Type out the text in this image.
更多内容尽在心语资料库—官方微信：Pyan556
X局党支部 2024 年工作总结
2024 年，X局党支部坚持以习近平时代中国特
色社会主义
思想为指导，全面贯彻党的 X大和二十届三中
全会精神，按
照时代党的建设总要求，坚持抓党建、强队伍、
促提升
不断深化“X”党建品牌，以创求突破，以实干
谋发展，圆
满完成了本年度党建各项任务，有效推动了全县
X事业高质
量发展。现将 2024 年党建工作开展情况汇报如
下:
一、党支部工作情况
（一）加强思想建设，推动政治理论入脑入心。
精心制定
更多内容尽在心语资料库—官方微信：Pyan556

# What to do
Repeat the data verbatim.

# Result below
Type out the text in this image.
更多内容尽在心语资料库—官方微信：Pyan556
X局党支部 2024 年工作总结
2024 年，X局党支部坚持以习近平时代中国特
色社会主义
思想为指导，全面贯彻党的 X大和二十届三中
全会精神，按
照时代党的建设总要求，坚持抓党建、强队伍、
促提升
不断深化“X”党建品牌，以创求突破，以实干
谋发展，圆
满完成了本年度党建各项任务，有效推动了全县
X事业高质
量发展。现将 2024 年党建工作开展情况汇报如
下:
一、党支部工作情况
（一）加强思想建设，推动政治理论入脑入心。
精心制定
更多内容尽在心语资料库—官方微信：Pyan556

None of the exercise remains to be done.